* **PROBLEM STATEMENT**:
Take down each entry exactly as written.

* **SOURCE DATA**:
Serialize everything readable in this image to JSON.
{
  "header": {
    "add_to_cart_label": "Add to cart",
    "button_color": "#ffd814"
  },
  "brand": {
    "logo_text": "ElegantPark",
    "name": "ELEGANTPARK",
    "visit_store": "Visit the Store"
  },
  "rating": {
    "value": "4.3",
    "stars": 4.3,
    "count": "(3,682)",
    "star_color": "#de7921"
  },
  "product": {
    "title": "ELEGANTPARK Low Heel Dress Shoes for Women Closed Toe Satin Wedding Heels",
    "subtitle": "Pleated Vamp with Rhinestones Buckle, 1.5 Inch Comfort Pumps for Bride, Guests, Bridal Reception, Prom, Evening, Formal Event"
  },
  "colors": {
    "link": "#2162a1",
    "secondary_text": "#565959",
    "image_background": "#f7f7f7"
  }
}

* **REPLY**:
Serialize everything readable in this image to JSON.
{
  "header": {
    "add_to_cart_label": "Add to cart",
    "button_color": "#ffd814"
  },
  "brand": {
    "logo_text": "ElegantPark",
    "name": "ELEGANTPARK",
    "visit_store": "Visit the Store"
  },
  "rating": {
    "value": "4.3",
    "stars": 4.3,
    "count": "(3,682)",
    "star_color": "#de7921"
  },
  "product": {
    "title": "ELEGANTPARK Low Heel Dress Shoes for Women Closed Toe Satin Wedding Heels",
    "subtitle": "Pleated Vamp with Rhinestones Buckle, 1.5 Inch Comfort Pumps for Bride, Guests, Bridal Reception, Prom, Evening, Formal Event"
  },
  "colors": {
    "link": "#2162a1",
    "secondary_text": "#565959",
    "image_background": "#f7f7f7"
  }
}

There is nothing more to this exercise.